Begin

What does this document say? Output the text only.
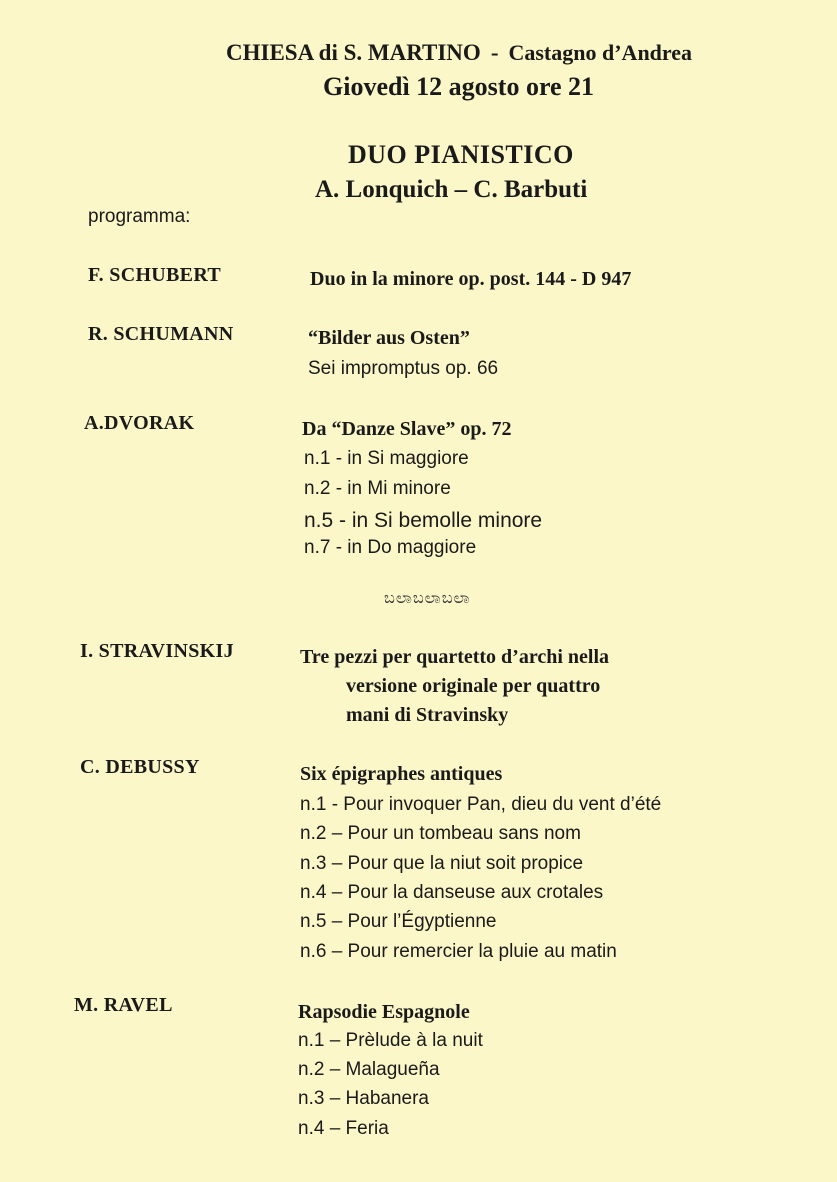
CHIESA di S. MARTINO - Castagno d’Andrea
Giovedì 12 agosto ore 21
DUO PIANISTICO
A. Lonquich – C. Barbuti
programma:
F. SCHUBERT	Duo in la minore op. post. 144 - D 947
R. SCHUMANN	“Bilder aus Osten”
Sei impromptus op. 66
A.DVORAK	Da “Danze Slave” op. 72
n.1 - in Si maggiore
n.2 - in Mi minore
n.5 - in Si bemolle minore
n.7 - in Do maggiore
ಬಲಾಬಲಾಬಲಾ
I. STRAVINSKIJ	Tre pezzi per quartetto d’archi nella
versione originale per quattro
mani di Stravinsky
C. DEBUSSY	Six épigraphes antiques
n.1 - Pour invoquer Pan, dieu du vent d’été
n.2 – Pour un tombeau sans nom
n.3 – Pour que la niut soit propice
n.4 – Pour la danseuse aux crotales
n.5 – Pour l’Égyptienne
n.6 – Pour remercier la pluie au matin
M. RAVEL	Rapsodie Espagnole
n.1 – Prèlude à la nuit
n.2 – Malagueña
n.3 – Habanera
n.4 – Feria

End

Short problem
Which lines in the records above contain the string "Pour"? Copy each one.

Completed exercise
n.1 - Pour invoquer Pan, dieu du vent d’été
n.2 – Pour un tombeau sans nom
n.3 – Pour que la niut soit propice
n.4 – Pour la danseuse aux crotales
n.5 – Pour l’Égyptienne
n.6 – Pour remercier la pluie au matin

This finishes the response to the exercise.